## 任务目标
(A) 在关于网易音乐人条款的节选中,网易云音乐是在哪一天更新《网易音乐人服务条款》的?
(B) 请接着关于网易音乐人条款的节选往下写,紧接其最后一句展开。

═══ 节选 ═══

这个原创音乐人的世界,会好吗?
距离李志维权案获赔20万元才一个礼拜,网易云又在版权上捅了篓子:
2019年1月21日凌晨,网易云音乐更新《网易音乐人服务条款》,其中条款重点内容中提到:
“……允许网易公司使用、传播、复制、修改、再许可、翻译、创建衍生作品、宣传推广、出版、表演及展示此等授权内容。前述授权是非排他、免费的、永久的、不可撤销的,除非您与网易公司另行有约定。”
在遭到音乐人的抵制和批驳后,网易云修改了条款,但仅去掉了“再许可”、“创建衍生作品”这两项,其余的仍旧保持不变。
这副吃相让人不由得喟叹:
今天的网易云音乐,已经再也不是那个声称秉着热爱音乐的初衷做APP,并用精准的算法和走心的评论,让人人都产生归属感的“云村”了。
不太擅长解读协议的朋友,可能并不清楚条款中的这句话会带来什么样的影响,我们在这里为大家解读一下:
首先,“允许网易公司使用、传播、复制、修改”,意味着音乐人一旦将自己的作品上传到网易云,网易公司就能在你原创作品的基础上,随意修改歌词甚至旋律。好比画家将自己的作品放入画馆展览,画馆的工作人员就有权在上面随意涂抹,而无需过问画家的个人意志。

═══ 材料摘录 ═══

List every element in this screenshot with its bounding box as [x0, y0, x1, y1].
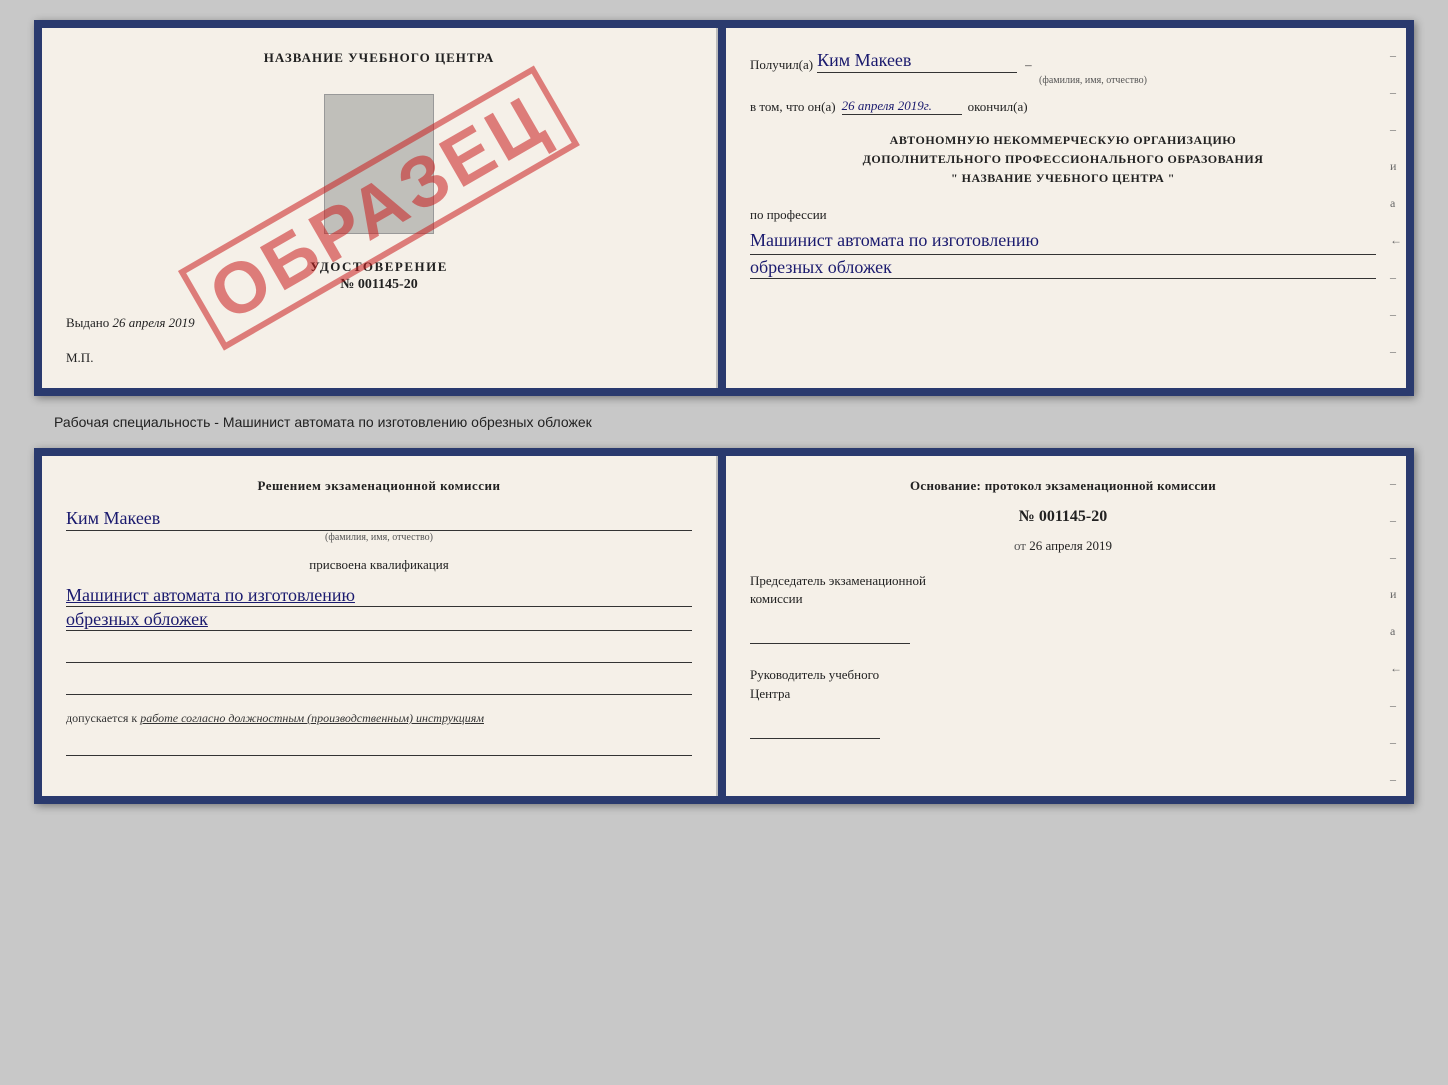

═══

## 练习结果
(A) 2019年1月21日凌晨。

(B)
其次,“再许可、翻译、创建衍生作品、宣传推广、出版、表演及展示”,意味着网易公司可以直接将歌曲授权给各大音乐节目供歌手们翻唱,可以自由使用你在音乐当中的创意,出各种周边。
第三,“非排他、免费的、永久的、不可撤销的”,意味着以上所有举动,网易公司都无需告知作者本人,无需支付作者版权费,就算删除下架,网易也依然拥有授权,就算用你的歌赚了钱,网易也不用分给你一分钱。
由此可见,网易的这条协议有多黑。网易云经过多年的经营,挖掘了大批拥有优质能力的原创音乐人,通过这条协议,相当于网易不费吹灰之力,就有了一个大型免费的原创曲库,而且只赚不赔,连成本都不用花。
作为一个音乐平台,本该是为音乐人服务,如今网易云却本末倒置,让音乐人为平台服务,倒也真不愧是“网易音乐人服务条款”。
网易云这波割韭菜的操作,虽然引来众多音乐行业从业者的不齿,但也不是没有人帮它说话:
网易云一直以来都以支持独立音乐、扶持原创作品的形象出现,怎么舍得给音乐人挖这么大的坑,来侵犯他们的权益,自毁长城?
网易也确实发了一篇答疑,解释说网易云音乐不会在未经音乐人另行确认的情况下,自行进行作品的商业化使用:
如果说这种说法还尚有逻辑推理,那么以下说法,就是全然的让步:
没有推广和宣传,音乐人怎么红?网易白给的运作不要,反而纠结侵权不侵权的问题,是不是太不知感恩了?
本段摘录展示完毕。